- _REQUEST_: Quote all lines below exactly. Images stay out.

━━━━━━━━━━━━━━━━━━━━

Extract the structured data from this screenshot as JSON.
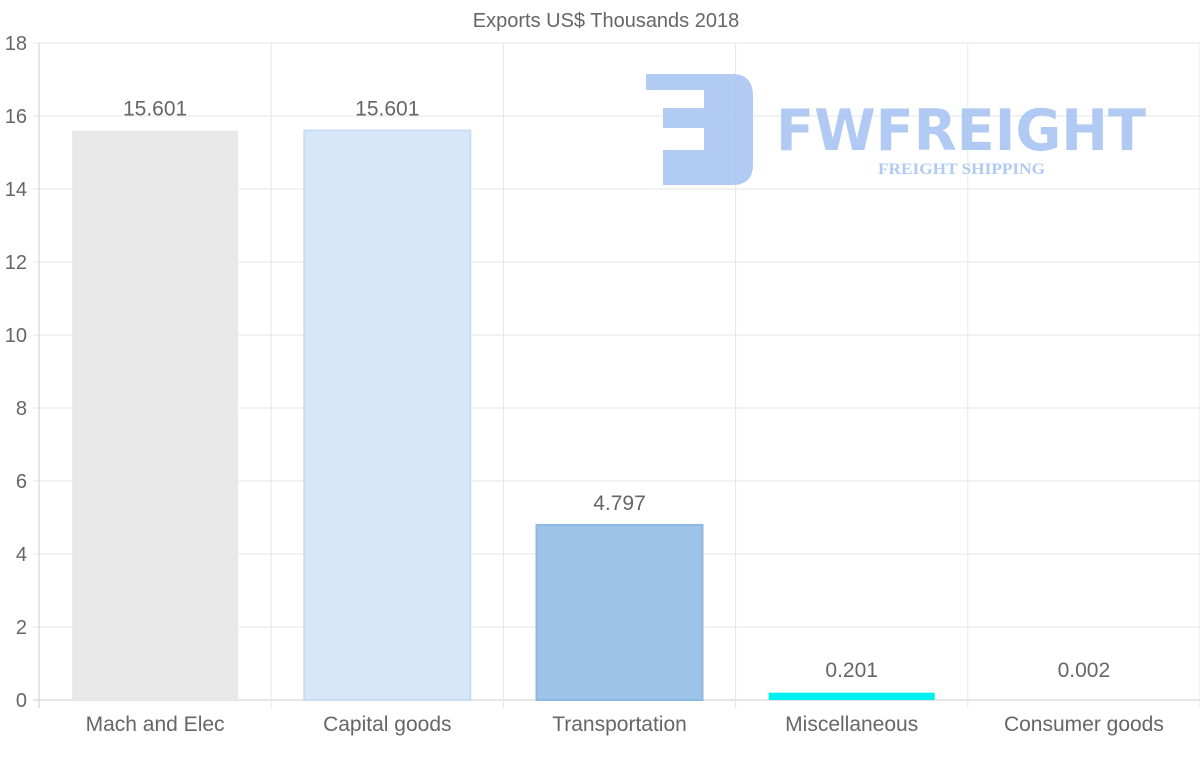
{
  "watermark": {
    "brand": "FWFREIGHT",
    "tagline": "FREIGHT SHIPPING",
    "color": "#a9c5f2"
  },
  "chart_data": {
    "type": "bar",
    "title": "Exports US$ Thousands 2018",
    "xlabel": "",
    "ylabel": "",
    "categories": [
      "Mach and Elec",
      "Capital goods",
      "Transportation",
      "Miscellaneous",
      "Consumer goods"
    ],
    "values": [
      15.601,
      15.601,
      4.797,
      0.201,
      0.002
    ],
    "data_labels": [
      "15.601",
      "15.601",
      "4.797",
      "0.201",
      "0.002"
    ],
    "colors": [
      "#e8e8e8",
      "#d6e7f9",
      "#9dc4e8",
      "#00f0f0",
      "#d0d0d0"
    ],
    "ylim": [
      0,
      18
    ],
    "yticks": [
      0,
      2,
      4,
      6,
      8,
      10,
      12,
      14,
      16,
      18
    ],
    "grid": true,
    "legend": "none"
  }
}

━━━━━━━━━━━━━━━━━━━━

- _EXERCISE RESPONSE_:
Extract the structured data from this screenshot as JSON.
{
  "watermark": {
    "brand": "FWFREIGHT",
    "tagline": "FREIGHT SHIPPING",
    "color": "#a9c5f2"
  },
  "chart_data": {
    "type": "bar",
    "title": "Exports US$ Thousands 2018",
    "xlabel": "",
    "ylabel": "",
    "categories": [
      "Mach and Elec",
      "Capital goods",
      "Transportation",
      "Miscellaneous",
      "Consumer goods"
    ],
    "values": [
      15.601,
      15.601,
      4.797,
      0.201,
      0.002
    ],
    "data_labels": [
      "15.601",
      "15.601",
      "4.797",
      "0.201",
      "0.002"
    ],
    "colors": [
      "#e8e8e8",
      "#d6e7f9",
      "#9dc4e8",
      "#00f0f0",
      "#d0d0d0"
    ],
    "ylim": [
      0,
      18
    ],
    "yticks": [
      0,
      2,
      4,
      6,
      8,
      10,
      12,
      14,
      16,
      18
    ],
    "grid": true,
    "legend": "none"
  }
}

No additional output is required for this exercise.